### [Problem]
Can you print the data exactly and leave out each image?
###
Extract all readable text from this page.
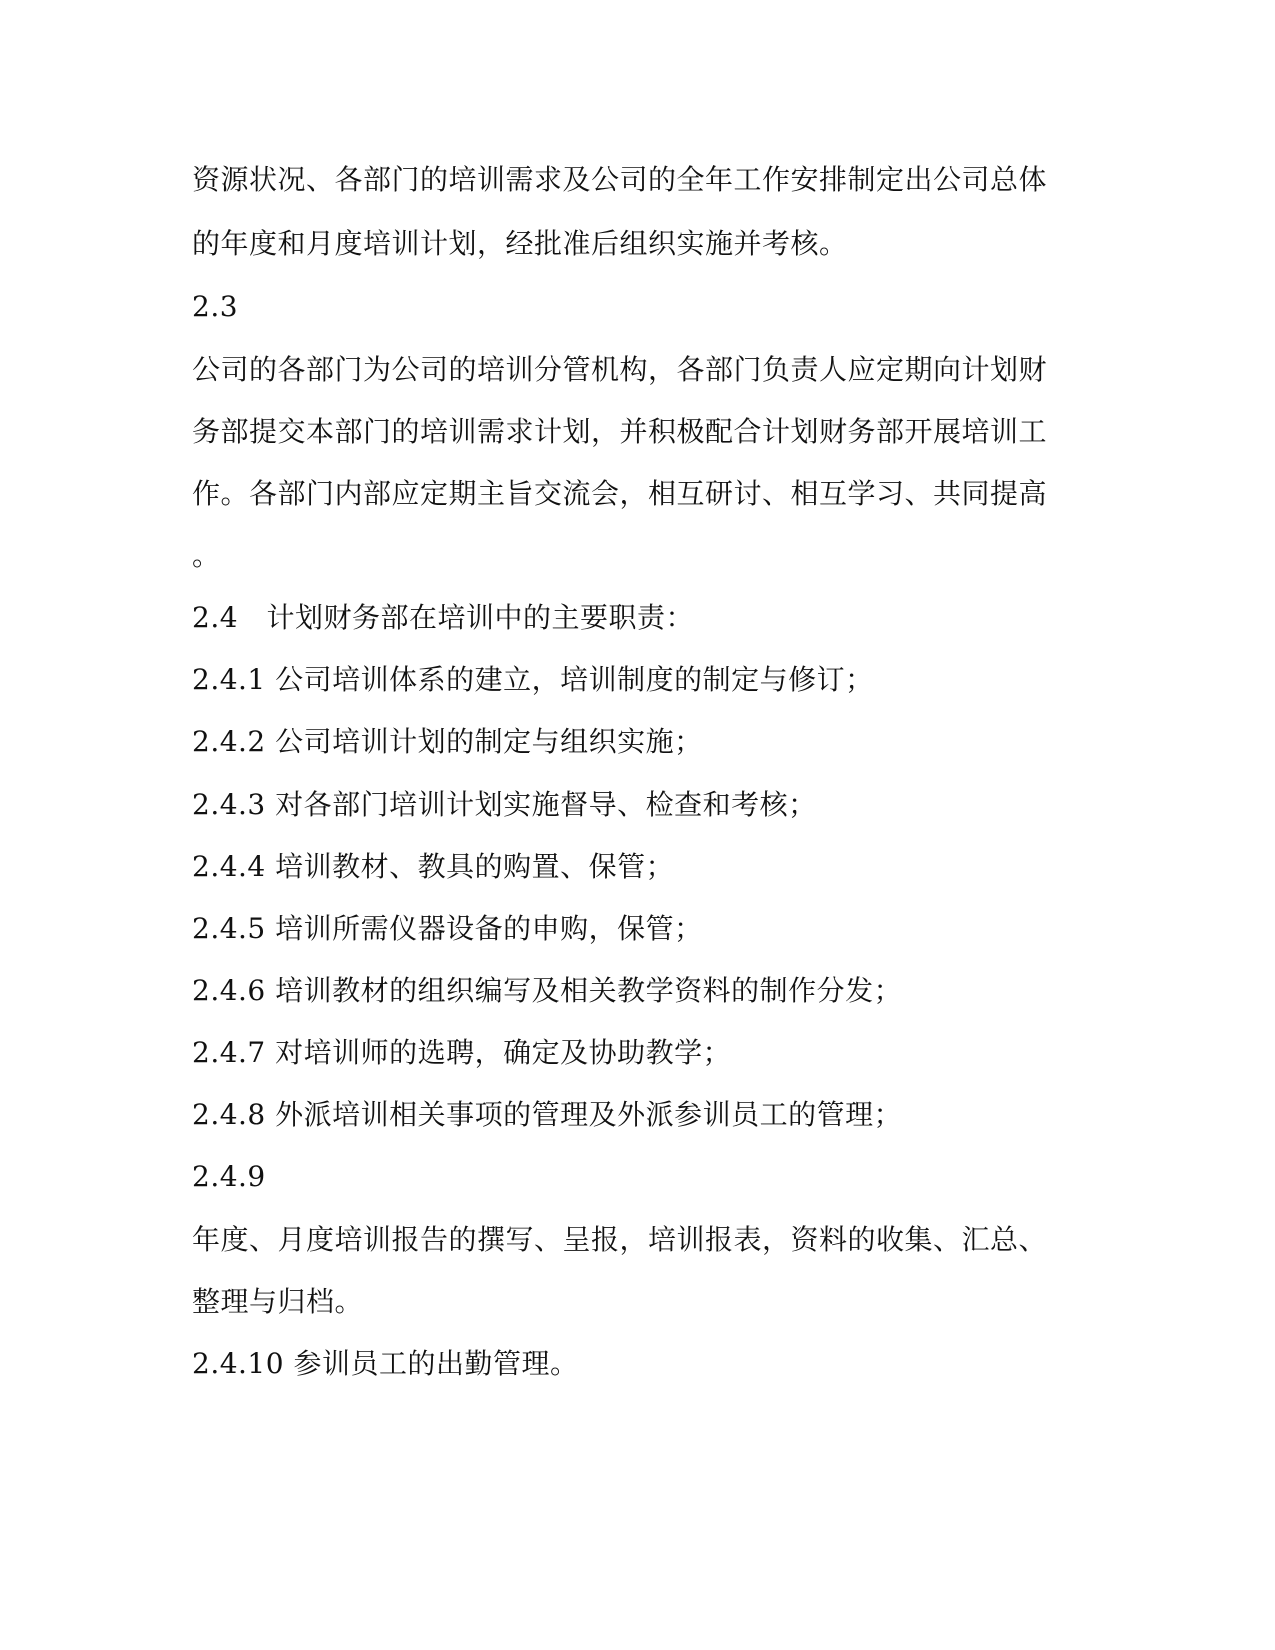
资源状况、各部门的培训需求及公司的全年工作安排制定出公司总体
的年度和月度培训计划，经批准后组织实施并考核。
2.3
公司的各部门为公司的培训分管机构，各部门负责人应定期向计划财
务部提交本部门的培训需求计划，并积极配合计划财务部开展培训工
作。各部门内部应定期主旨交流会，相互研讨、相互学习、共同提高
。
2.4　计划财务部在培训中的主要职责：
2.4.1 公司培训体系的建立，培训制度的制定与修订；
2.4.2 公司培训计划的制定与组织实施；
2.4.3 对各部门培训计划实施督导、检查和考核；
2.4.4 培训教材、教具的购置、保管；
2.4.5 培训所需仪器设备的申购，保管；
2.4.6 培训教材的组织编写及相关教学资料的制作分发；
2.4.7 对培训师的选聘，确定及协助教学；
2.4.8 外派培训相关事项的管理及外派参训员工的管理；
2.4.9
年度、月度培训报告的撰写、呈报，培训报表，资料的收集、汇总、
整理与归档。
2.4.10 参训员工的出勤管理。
###
### [Written solution]
Extract all readable text from this page.
资源状况、各部门的培训需求及公司的全年工作安排制定出公司总体
的年度和月度培训计划，经批准后组织实施并考核。
2.3
公司的各部门为公司的培训分管机构，各部门负责人应定期向计划财
务部提交本部门的培训需求计划，并积极配合计划财务部开展培训工
作。各部门内部应定期主旨交流会，相互研讨、相互学习、共同提高
。
2.4　计划财务部在培训中的主要职责：
2.4.1 公司培训体系的建立，培训制度的制定与修订；
2.4.2 公司培训计划的制定与组织实施；
2.4.3 对各部门培训计划实施督导、检查和考核；
2.4.4 培训教材、教具的购置、保管；
2.4.5 培训所需仪器设备的申购，保管；
2.4.6 培训教材的组织编写及相关教学资料的制作分发；
2.4.7 对培训师的选聘，确定及协助教学；
2.4.8 外派培训相关事项的管理及外派参训员工的管理；
2.4.9
年度、月度培训报告的撰写、呈报，培训报表，资料的收集、汇总、
整理与归档。
2.4.10 参训员工的出勤管理。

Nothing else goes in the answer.